Task data:
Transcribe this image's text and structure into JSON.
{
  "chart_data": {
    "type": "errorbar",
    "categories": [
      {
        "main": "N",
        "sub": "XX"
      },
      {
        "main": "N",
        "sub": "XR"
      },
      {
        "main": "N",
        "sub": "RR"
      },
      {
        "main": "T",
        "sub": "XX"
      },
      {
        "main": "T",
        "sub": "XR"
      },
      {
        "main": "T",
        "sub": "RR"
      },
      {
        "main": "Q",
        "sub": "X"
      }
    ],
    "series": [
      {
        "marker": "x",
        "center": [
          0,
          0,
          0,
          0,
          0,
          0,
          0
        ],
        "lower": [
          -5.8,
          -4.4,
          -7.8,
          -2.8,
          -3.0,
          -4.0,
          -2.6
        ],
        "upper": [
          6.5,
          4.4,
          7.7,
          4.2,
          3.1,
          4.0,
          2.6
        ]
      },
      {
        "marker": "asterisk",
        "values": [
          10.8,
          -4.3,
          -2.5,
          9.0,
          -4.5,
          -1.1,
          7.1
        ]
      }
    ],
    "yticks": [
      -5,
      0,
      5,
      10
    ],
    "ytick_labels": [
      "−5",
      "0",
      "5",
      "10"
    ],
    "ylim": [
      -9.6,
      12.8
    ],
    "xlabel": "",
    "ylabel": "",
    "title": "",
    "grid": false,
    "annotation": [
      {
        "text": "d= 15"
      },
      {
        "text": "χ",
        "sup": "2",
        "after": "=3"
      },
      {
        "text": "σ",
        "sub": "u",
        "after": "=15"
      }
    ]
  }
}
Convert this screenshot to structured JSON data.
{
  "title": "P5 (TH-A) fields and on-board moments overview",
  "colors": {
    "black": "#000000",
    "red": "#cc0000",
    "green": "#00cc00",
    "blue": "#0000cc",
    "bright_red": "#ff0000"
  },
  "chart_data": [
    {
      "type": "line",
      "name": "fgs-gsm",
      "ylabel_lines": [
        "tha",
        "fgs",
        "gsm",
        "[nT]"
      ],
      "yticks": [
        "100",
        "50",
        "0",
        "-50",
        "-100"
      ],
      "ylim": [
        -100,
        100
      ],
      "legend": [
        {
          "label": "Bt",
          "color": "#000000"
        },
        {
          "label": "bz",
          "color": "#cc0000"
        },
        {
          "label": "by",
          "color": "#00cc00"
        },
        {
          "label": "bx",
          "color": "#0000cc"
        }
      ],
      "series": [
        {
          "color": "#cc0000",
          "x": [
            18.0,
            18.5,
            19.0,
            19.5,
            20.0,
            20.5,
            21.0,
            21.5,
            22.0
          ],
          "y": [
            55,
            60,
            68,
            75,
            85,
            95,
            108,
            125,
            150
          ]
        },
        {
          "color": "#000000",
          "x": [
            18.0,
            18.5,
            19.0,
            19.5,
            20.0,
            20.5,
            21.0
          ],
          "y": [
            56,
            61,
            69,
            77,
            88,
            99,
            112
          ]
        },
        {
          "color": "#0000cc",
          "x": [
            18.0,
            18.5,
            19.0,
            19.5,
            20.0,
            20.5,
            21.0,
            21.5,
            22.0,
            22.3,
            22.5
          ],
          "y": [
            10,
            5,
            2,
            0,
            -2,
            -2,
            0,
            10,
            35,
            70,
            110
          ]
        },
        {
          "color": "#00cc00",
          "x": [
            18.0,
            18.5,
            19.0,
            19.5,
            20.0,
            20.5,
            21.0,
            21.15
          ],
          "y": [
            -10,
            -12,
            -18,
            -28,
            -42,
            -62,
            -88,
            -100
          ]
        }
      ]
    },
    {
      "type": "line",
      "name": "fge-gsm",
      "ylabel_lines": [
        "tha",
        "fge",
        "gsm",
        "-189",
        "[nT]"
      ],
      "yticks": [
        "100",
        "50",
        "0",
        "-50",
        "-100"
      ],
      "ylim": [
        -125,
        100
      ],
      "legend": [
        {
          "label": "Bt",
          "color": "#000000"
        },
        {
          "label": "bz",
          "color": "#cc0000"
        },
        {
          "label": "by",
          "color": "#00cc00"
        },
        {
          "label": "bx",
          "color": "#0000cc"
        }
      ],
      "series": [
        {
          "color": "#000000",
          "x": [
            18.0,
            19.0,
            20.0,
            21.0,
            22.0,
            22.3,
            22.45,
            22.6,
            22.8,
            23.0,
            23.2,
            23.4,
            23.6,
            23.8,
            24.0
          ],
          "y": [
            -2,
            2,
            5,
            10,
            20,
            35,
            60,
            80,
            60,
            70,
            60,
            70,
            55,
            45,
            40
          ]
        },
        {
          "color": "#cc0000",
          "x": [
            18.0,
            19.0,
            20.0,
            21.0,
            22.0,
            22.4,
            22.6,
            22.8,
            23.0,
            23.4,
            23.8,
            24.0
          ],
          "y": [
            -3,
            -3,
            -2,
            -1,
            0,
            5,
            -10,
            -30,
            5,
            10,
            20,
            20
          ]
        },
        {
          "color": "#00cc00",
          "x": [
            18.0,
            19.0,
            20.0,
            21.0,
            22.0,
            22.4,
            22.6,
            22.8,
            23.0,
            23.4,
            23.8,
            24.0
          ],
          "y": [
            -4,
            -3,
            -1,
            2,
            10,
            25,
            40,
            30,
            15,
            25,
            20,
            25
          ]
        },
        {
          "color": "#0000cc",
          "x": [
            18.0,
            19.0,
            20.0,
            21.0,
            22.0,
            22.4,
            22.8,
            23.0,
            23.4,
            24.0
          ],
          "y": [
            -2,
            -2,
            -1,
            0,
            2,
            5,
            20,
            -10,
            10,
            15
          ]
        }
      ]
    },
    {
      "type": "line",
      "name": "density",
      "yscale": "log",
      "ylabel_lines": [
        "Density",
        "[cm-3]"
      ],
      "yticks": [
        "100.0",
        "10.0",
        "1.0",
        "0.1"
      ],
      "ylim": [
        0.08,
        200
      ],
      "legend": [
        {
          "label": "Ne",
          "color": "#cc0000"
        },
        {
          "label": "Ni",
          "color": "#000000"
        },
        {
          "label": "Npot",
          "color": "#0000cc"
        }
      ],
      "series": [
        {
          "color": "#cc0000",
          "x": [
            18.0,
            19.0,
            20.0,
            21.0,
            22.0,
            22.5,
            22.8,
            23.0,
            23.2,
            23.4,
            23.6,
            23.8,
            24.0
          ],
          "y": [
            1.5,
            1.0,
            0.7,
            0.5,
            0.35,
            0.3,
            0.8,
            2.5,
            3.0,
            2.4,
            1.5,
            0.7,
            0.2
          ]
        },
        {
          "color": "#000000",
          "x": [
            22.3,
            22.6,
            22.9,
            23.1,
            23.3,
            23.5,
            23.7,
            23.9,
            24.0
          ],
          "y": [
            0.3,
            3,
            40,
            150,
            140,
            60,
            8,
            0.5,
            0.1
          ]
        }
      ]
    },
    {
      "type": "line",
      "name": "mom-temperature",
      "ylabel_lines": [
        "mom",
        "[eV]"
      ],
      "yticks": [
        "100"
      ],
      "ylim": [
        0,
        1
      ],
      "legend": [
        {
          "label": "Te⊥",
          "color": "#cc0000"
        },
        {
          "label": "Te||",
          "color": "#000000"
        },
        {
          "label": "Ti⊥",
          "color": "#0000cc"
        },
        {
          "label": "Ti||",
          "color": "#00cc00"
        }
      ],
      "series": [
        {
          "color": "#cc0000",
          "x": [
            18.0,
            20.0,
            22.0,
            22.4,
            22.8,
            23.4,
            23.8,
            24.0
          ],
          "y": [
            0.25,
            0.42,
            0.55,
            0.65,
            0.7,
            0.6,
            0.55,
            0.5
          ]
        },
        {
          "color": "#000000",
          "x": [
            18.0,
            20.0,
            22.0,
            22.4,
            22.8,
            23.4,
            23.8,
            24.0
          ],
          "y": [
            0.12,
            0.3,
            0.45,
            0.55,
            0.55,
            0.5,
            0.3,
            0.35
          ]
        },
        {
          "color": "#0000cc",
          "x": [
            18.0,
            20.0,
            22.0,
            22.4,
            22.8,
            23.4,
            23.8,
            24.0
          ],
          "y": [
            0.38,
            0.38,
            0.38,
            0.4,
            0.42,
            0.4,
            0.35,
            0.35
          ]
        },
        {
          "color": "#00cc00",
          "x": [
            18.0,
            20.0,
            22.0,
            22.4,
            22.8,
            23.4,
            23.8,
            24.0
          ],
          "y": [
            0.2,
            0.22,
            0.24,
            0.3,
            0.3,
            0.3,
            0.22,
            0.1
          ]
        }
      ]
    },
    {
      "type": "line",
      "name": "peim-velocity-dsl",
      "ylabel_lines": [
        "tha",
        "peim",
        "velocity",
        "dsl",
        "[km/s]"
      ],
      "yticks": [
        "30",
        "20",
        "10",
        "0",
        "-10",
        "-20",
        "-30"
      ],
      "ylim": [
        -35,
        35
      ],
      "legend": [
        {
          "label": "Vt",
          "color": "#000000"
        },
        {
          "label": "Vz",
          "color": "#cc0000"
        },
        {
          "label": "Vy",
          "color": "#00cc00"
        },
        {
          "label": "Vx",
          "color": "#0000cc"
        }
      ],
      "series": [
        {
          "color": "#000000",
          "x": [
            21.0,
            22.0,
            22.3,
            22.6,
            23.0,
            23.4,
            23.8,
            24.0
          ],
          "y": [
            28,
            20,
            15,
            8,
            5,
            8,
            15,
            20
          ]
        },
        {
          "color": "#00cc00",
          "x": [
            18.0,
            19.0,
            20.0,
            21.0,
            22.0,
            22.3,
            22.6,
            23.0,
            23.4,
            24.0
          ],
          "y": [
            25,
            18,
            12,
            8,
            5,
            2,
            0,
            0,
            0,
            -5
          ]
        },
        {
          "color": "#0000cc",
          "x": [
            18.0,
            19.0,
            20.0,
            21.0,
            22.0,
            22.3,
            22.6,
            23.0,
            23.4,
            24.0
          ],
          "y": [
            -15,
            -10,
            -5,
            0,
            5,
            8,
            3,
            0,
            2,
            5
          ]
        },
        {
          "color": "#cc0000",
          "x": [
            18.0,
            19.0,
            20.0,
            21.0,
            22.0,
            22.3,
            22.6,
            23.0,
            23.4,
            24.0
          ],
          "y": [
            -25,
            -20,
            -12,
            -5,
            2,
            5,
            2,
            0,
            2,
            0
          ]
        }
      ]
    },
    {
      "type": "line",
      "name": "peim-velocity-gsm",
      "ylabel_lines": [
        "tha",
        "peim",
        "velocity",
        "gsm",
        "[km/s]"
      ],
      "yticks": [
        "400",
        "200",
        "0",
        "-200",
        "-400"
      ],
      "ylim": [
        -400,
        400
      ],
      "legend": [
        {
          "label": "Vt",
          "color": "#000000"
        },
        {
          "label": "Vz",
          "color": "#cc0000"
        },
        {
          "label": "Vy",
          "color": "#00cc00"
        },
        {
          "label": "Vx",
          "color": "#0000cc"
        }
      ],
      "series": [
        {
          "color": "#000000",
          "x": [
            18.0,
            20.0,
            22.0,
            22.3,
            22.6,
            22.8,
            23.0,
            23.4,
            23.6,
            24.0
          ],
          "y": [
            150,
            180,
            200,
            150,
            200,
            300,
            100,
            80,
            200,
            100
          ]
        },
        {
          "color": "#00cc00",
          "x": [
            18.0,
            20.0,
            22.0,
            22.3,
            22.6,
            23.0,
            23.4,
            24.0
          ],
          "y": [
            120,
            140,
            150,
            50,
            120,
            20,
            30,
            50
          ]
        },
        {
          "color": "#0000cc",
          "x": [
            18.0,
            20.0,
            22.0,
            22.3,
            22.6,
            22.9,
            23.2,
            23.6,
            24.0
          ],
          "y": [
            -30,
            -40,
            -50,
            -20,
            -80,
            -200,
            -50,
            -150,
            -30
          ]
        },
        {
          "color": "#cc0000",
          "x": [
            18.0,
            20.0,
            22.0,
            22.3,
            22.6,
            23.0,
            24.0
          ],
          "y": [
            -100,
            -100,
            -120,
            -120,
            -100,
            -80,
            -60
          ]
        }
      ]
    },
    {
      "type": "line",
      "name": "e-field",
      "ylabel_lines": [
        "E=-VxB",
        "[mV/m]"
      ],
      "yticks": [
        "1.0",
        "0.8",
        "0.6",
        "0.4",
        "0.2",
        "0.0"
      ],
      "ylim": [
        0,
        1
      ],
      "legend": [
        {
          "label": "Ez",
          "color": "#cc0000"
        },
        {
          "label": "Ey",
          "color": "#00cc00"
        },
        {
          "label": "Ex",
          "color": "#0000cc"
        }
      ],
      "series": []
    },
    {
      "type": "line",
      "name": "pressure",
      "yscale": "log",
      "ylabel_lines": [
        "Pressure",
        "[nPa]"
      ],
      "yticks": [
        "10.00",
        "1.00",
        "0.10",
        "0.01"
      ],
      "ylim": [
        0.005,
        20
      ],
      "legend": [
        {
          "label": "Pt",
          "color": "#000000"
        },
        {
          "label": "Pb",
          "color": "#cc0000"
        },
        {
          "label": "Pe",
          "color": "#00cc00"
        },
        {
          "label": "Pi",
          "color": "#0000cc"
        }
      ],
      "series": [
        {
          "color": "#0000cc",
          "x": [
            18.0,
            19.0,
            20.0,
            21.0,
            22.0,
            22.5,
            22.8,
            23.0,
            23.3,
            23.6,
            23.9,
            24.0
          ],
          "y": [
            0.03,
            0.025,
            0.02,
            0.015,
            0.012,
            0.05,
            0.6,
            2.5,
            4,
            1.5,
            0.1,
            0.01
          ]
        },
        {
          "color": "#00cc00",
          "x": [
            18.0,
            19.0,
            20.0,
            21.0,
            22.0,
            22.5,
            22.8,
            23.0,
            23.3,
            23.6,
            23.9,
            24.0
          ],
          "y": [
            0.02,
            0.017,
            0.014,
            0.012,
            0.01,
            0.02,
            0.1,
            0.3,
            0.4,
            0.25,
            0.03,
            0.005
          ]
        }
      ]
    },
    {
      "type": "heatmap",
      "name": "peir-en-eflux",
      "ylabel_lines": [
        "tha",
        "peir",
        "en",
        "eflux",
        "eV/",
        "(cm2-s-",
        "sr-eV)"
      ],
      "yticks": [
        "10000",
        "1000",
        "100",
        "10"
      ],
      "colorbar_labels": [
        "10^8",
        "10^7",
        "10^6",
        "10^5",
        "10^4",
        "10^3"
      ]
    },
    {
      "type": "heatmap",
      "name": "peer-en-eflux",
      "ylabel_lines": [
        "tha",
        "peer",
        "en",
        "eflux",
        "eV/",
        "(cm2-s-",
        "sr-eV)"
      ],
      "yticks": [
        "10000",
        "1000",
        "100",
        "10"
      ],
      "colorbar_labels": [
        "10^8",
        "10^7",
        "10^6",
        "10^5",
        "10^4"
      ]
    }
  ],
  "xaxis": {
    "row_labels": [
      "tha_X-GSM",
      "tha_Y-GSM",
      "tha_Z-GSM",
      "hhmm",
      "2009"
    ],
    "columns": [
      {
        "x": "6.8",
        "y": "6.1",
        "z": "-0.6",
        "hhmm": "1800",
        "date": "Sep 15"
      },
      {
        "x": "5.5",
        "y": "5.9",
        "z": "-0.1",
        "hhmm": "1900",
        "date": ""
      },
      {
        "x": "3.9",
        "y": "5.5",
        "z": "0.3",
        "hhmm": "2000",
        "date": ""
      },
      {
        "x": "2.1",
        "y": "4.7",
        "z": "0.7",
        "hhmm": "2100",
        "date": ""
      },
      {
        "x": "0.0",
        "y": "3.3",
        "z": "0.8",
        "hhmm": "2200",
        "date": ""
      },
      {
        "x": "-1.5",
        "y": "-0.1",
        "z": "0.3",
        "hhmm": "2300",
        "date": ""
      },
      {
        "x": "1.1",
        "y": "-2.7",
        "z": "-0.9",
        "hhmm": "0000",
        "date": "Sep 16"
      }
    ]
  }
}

What you will do: Collect from the data above every line that includes "eflux".

Result of this exercise:
      "name": "peir-en-eflux",
        "eflux",
      "name": "peer-en-eflux",
        "eflux",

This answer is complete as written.